(Document excerpt):
-*-*-

CONTRACT
Live events industry

 

Secondary ticketing giant Seatwave has removed all tickets for the six upcoming Robbie Williams concerts in Germany after a successful legal challenge by the German Federal Association of Concert Organisers (BDV). BDV is vociferously fighting a battle against ticket resale platforms in Germany and has already obtained mandatory injunctions against other online exchanges, including the popular website Viagogo. The tickets that were removed were all personalised with the holders name and the concert was promoted by MCT, a staunch opponent of ticket abuse, who had previously taken action in 2011 after personalised tickets for three German Take That shows were offered for re-sale. Marek Lieberberg Konzertagentur have also brought actions: several years ago they obtained an injunction preventing ticket site Ventic re-selling large numbers of Depche Mode tickets and in another case took action to prevent SeatWave selling tickets for the Rock am Ring festival.

-*-*-

(Stored data):
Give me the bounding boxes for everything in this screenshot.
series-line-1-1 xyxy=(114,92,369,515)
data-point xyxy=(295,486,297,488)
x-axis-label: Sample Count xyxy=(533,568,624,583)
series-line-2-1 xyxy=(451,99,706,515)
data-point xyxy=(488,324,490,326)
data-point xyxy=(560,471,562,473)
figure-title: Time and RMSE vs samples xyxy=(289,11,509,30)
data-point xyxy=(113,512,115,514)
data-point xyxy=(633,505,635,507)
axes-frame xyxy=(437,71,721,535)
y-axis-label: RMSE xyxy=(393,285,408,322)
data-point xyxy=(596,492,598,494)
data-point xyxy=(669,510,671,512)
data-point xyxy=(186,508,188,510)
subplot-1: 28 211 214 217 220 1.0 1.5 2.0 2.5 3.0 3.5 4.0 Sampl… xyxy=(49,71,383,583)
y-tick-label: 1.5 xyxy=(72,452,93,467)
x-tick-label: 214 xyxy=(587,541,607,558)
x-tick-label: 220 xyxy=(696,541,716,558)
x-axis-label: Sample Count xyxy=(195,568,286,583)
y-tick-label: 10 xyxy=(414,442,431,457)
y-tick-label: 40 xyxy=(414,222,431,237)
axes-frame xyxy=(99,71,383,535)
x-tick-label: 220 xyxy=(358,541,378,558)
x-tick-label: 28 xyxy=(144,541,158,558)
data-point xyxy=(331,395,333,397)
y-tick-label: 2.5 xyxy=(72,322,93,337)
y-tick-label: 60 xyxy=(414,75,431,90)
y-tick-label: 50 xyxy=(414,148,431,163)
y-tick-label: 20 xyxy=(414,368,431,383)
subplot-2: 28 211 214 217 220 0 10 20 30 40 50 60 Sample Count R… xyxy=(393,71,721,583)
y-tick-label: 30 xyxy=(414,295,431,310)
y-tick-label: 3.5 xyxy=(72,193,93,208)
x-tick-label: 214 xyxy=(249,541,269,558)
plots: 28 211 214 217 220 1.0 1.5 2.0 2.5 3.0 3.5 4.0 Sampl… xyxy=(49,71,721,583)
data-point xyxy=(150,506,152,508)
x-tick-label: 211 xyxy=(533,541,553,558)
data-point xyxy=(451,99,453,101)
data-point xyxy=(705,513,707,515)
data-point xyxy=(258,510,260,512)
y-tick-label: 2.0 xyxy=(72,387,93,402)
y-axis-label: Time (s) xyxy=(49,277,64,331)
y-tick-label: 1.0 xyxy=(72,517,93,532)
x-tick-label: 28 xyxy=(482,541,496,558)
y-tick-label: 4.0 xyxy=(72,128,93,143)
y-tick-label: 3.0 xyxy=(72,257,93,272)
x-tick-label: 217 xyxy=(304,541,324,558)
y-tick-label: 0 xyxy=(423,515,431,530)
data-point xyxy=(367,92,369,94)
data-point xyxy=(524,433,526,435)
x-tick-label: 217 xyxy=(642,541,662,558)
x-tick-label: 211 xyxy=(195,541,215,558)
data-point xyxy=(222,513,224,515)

-*-*-

(Exercise): Reproduce the entire Seatwave ticket-resale article shown above, word for word.

(Output for this exercise):
CONTRACT
Live events industry

 

Secondary ticketing giant Seatwave has removed all tickets for the six upcoming Robbie Williams concerts in Germany after a successful legal challenge by the German Federal Association of Concert Organisers (BDV). BDV is vociferously fighting a battle against ticket resale platforms in Germany and has already obtained mandatory injunctions against other online exchanges, including the popular website Viagogo. The tickets that were removed were all personalised with the holders name and the concert was promoted by MCT, a staunch opponent of ticket abuse, who had previously taken action in 2011 after personalised tickets for three German Take That shows were offered for re-sale. Marek Lieberberg Konzertagentur have also brought actions: several years ago they obtained an injunction preventing ticket site Ventic re-selling large numbers of Depche Mode tickets and in another case took action to prevent SeatWave selling tickets for the Rock am Ring festival.